(Page content transcription data)
++++++++++++++++++++

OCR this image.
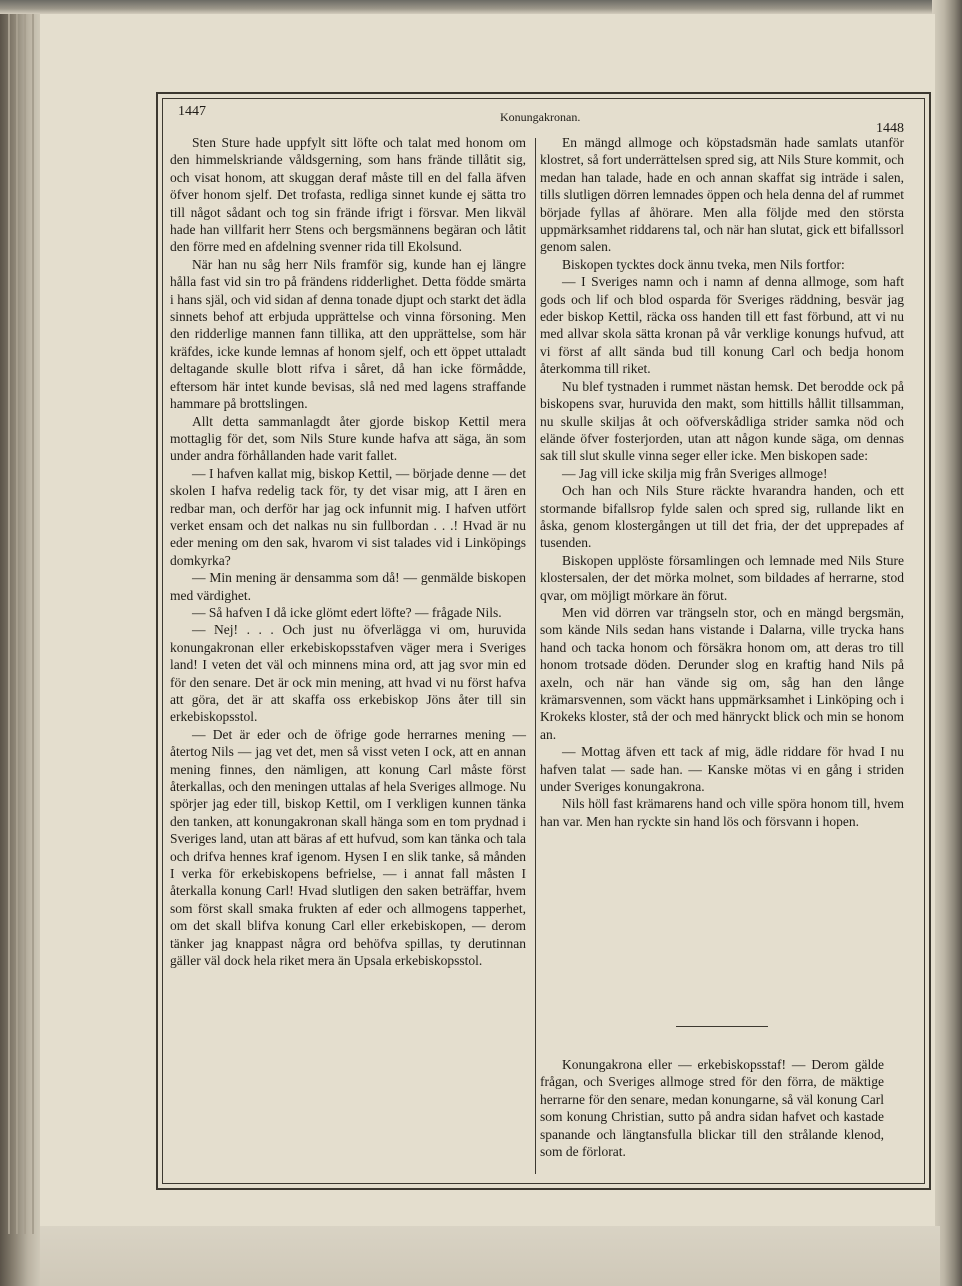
1447	Konungakronan.
1448

Sten Sture hade uppfylt sitt löfte och talat med honom om den himmelskriande våldsgerning, som hans frände tillåtit sig, och visat honom, att skuggan deraf måste till en del falla äfven öfver honom sjelf. Det trofasta, redliga sinnet kunde ej sätta tro till något sådant och tog sin frände ifrigt i försvar. Men likväl hade han villfarit herr Stens och bergsmännens begäran och låtit den förre med en afdelning svenner rida till Ekolsund.

När han nu såg herr Nils framför sig, kunde han ej längre hålla fast vid sin tro på frändens ridderlighet. Detta födde smärta i hans själ, och vid sidan af denna tonade djupt och starkt det ädla sinnets behof att erbjuda upprättelse och vinna försoning. Men den ridderlige mannen fann tillika, att den upprättelse, som här kräfdes, icke kunde lemnas af honom sjelf, och ett öppet uttaladt deltagande skulle blott rifva i såret, då han icke förmådde, eftersom här intet kunde bevisas, slå ned med lagens straffande hammare på brottslingen.

Allt detta sammanlagdt åter gjorde biskop Kettil mera mottaglig för det, som Nils Sture kunde hafva att säga, än som under andra förhållanden hade varit fallet.

— I hafven kallat mig, biskop Kettil, — började denne — det skolen I hafva redelig tack för, ty det visar mig, att I ären en redbar man, och derför har jag ock infunnit mig. I hafven utfört verket ensam och det nalkas nu sin fullbordan . . .! Hvad är nu eder mening om den sak, hvarom vi sist talades vid i Linköpings domkyrka?

— Min mening är densamma som då! — genmälde biskopen med värdighet.

— Så hafven I då icke glömt edert löfte? — frågade Nils.

— Nej! . . . Och just nu öfverlägga vi om, huruvida konungakronan eller erkebiskopsstafven väger mera i Sveriges land! I veten det väl och minnens mina ord, att jag svor min ed för den senare. Det är ock min mening, att hvad vi nu först hafva att göra, det är att skaffa oss erkebiskop Jöns åter till sin erkebiskopsstol.

— Det är eder och de öfrige gode herrarnes mening — återtog Nils — jag vet det, men så visst veten I ock, att en annan mening finnes, den nämligen, att konung Carl måste först återkallas, och den meningen uttalas af hela Sveriges allmoge. Nu spörjer jag eder till, biskop Kettil, om I verkligen kunnen tänka den tanken, att konungakronan skall hänga som en tom prydnad i Sveriges land, utan att bäras af ett hufvud, som kan tänka och tala och drifva hennes kraf igenom. Hysen I en slik tanke, så månden I verka för erkebiskopens befrielse, — i annat fall måsten I återkalla konung Carl! Hvad slutligen den saken beträffar, hvem som först skall smaka frukten af eder och allmogens tapperhet, om det skall blifva konung Carl eller erkebiskopen, — derom tänker jag knappast några ord behöfva spillas, ty derutinnan gäller väl dock hela riket mera än Upsala erkebiskopsstol.

En mängd allmoge och köpstadsmän hade samlats utanför klostret, så fort underrättelsen spred sig, att Nils Sture kommit, och medan han talade, hade en och annan skaffat sig inträde i salen, tills slutligen dörren lemnades öppen och hela denna del af rummet började fyllas af åhörare. Men alla följde med den största uppmärksamhet riddarens tal, och när han slutat, gick ett bifallssorl genom salen.

Biskopen tycktes dock ännu tveka, men Nils fortfor:

— I Sveriges namn och i namn af denna allmoge, som haft gods och lif och blod osparda för Sveriges räddning, besvär jag eder biskop Kettil, räcka oss handen till ett fast förbund, att vi nu med allvar skola sätta kronan på vår verklige konungs hufvud, att vi först af allt sända bud till konung Carl och bedja honom återkomma till riket.

Nu blef tystnaden i rummet nästan hemsk. Det berodde ock på biskopens svar, huruvida den makt, som hittills hållit tillsamman, nu skulle skiljas åt och oöfverskådliga strider samka nöd och elände öfver fosterjorden, utan att någon kunde säga, om dennas sak till slut skulle vinna seger eller icke. Men biskopen sade:

— Jag vill icke skilja mig från Sveriges allmoge!

Och han och Nils Sture räckte hvarandra handen, och ett stormande bifallsrop fylde salen och spred sig, rullande likt en åska, genom klostergången ut till det fria, der det upprepades af tusenden.

Biskopen upplöste församlingen och lemnade med Nils Sture klostersalen, der det mörka molnet, som bildades af herrarne, stod qvar, om möjligt mörkare än förut.

Men vid dörren var trängseln stor, och en mängd bergsmän, som kände Nils sedan hans vistande i Dalarna, ville trycka hans hand och tacka honom och försäkra honom om, att deras tro till honom trotsade döden. Derunder slog en kraftig hand Nils på axeln, och när han vände sig om, såg han den långe krämarsvennen, som väckt hans uppmärksamhet i Linköping och i Krokeks kloster, stå der och med hänryckt blick och min se honom an.

— Mottag äfven ett tack af mig, ädle riddare för hvad I nu hafven talat — sade han. — Kanske mötas vi en gång i striden under Sveriges konungakrona.

Nils höll fast krämarens hand och ville spöra honom till, hvem han var. Men han ryckte sin hand lös och försvann i hopen.

Konungakrona eller — erkebiskopsstaf! — Derom gälde frågan, och Sveriges allmoge stred för den förra, de mäktige herrarne för den senare, medan konungarne, så väl konung Carl som konung Christian, sutto på andra sidan hafvet och kastade spanande och längtansfulla blickar till den strålande klenod, som de förlorat.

++++++++++++++++++++

**The problem**: Copy each entry exactly as written. Images should not appear in the copy.

**Solution to this task**:
OCR this image.
1447	Konungakronan.
1448

Sten Sture hade uppfylt sitt löfte och talat med honom om den himmelskriande våldsgerning, som hans frände tillåtit sig, och visat honom, att skuggan deraf måste till en del falla äfven öfver honom sjelf. Det trofasta, redliga sinnet kunde ej sätta tro till något sådant och tog sin frände ifrigt i försvar. Men likväl hade han villfarit herr Stens och bergsmännens begäran och låtit den förre med en afdelning svenner rida till Ekolsund.

När han nu såg herr Nils framför sig, kunde han ej längre hålla fast vid sin tro på frändens ridderlighet. Detta födde smärta i hans själ, och vid sidan af denna tonade djupt och starkt det ädla sinnets behof att erbjuda upprättelse och vinna försoning. Men den ridderlige mannen fann tillika, att den upprättelse, som här kräfdes, icke kunde lemnas af honom sjelf, och ett öppet uttaladt deltagande skulle blott rifva i såret, då han icke förmådde, eftersom här intet kunde bevisas, slå ned med lagens straffande hammare på brottslingen.

Allt detta sammanlagdt åter gjorde biskop Kettil mera mottaglig för det, som Nils Sture kunde hafva att säga, än som under andra förhållanden hade varit fallet.

— I hafven kallat mig, biskop Kettil, — började denne — det skolen I hafva redelig tack för, ty det visar mig, att I ären en redbar man, och derför har jag ock infunnit mig. I hafven utfört verket ensam och det nalkas nu sin fullbordan . . .! Hvad är nu eder mening om den sak, hvarom vi sist talades vid i Linköpings domkyrka?

— Min mening är densamma som då! — genmälde biskopen med värdighet.

— Så hafven I då icke glömt edert löfte? — frågade Nils.

— Nej! . . . Och just nu öfverlägga vi om, huruvida konungakronan eller erkebiskopsstafven väger mera i Sveriges land! I veten det väl och minnens mina ord, att jag svor min ed för den senare. Det är ock min mening, att hvad vi nu först hafva att göra, det är att skaffa oss erkebiskop Jöns åter till sin erkebiskopsstol.

— Det är eder och de öfrige gode herrarnes mening — återtog Nils — jag vet det, men så visst veten I ock, att en annan mening finnes, den nämligen, att konung Carl måste först återkallas, och den meningen uttalas af hela Sveriges allmoge. Nu spörjer jag eder till, biskop Kettil, om I verkligen kunnen tänka den tanken, att konungakronan skall hänga som en tom prydnad i Sveriges land, utan att bäras af ett hufvud, som kan tänka och tala och drifva hennes kraf igenom. Hysen I en slik tanke, så månden I verka för erkebiskopens befrielse, — i annat fall måsten I återkalla konung Carl! Hvad slutligen den saken beträffar, hvem som först skall smaka frukten af eder och allmogens tapperhet, om det skall blifva konung Carl eller erkebiskopen, — derom tänker jag knappast några ord behöfva spillas, ty derutinnan gäller väl dock hela riket mera än Upsala erkebiskopsstol.

En mängd allmoge och köpstadsmän hade samlats utanför klostret, så fort underrättelsen spred sig, att Nils Sture kommit, och medan han talade, hade en och annan skaffat sig inträde i salen, tills slutligen dörren lemnades öppen och hela denna del af rummet började fyllas af åhörare. Men alla följde med den största uppmärksamhet riddarens tal, och när han slutat, gick ett bifallssorl genom salen.

Biskopen tycktes dock ännu tveka, men Nils fortfor:

— I Sveriges namn och i namn af denna allmoge, som haft gods och lif och blod osparda för Sveriges räddning, besvär jag eder biskop Kettil, räcka oss handen till ett fast förbund, att vi nu med allvar skola sätta kronan på vår verklige konungs hufvud, att vi först af allt sända bud till konung Carl och bedja honom återkomma till riket.

Nu blef tystnaden i rummet nästan hemsk. Det berodde ock på biskopens svar, huruvida den makt, som hittills hållit tillsamman, nu skulle skiljas åt och oöfverskådliga strider samka nöd och elände öfver fosterjorden, utan att någon kunde säga, om dennas sak till slut skulle vinna seger eller icke. Men biskopen sade:

— Jag vill icke skilja mig från Sveriges allmoge!

Och han och Nils Sture räckte hvarandra handen, och ett stormande bifallsrop fylde salen och spred sig, rullande likt en åska, genom klostergången ut till det fria, der det upprepades af tusenden.

Biskopen upplöste församlingen och lemnade med Nils Sture klostersalen, der det mörka molnet, som bildades af herrarne, stod qvar, om möjligt mörkare än förut.

Men vid dörren var trängseln stor, och en mängd bergsmän, som kände Nils sedan hans vistande i Dalarna, ville trycka hans hand och tacka honom och försäkra honom om, att deras tro till honom trotsade döden. Derunder slog en kraftig hand Nils på axeln, och när han vände sig om, såg han den långe krämarsvennen, som väckt hans uppmärksamhet i Linköping och i Krokeks kloster, stå der och med hänryckt blick och min se honom an.

— Mottag äfven ett tack af mig, ädle riddare för hvad I nu hafven talat — sade han. — Kanske mötas vi en gång i striden under Sveriges konungakrona.

Nils höll fast krämarens hand och ville spöra honom till, hvem han var. Men han ryckte sin hand lös och försvann i hopen.

Konungakrona eller — erkebiskopsstaf! — Derom gälde frågan, och Sveriges allmoge stred för den förra, de mäktige herrarne för den senare, medan konungarne, så väl konung Carl som konung Christian, sutto på andra sidan hafvet och kastade spanande och längtansfulla blickar till den strålande klenod, som de förlorat.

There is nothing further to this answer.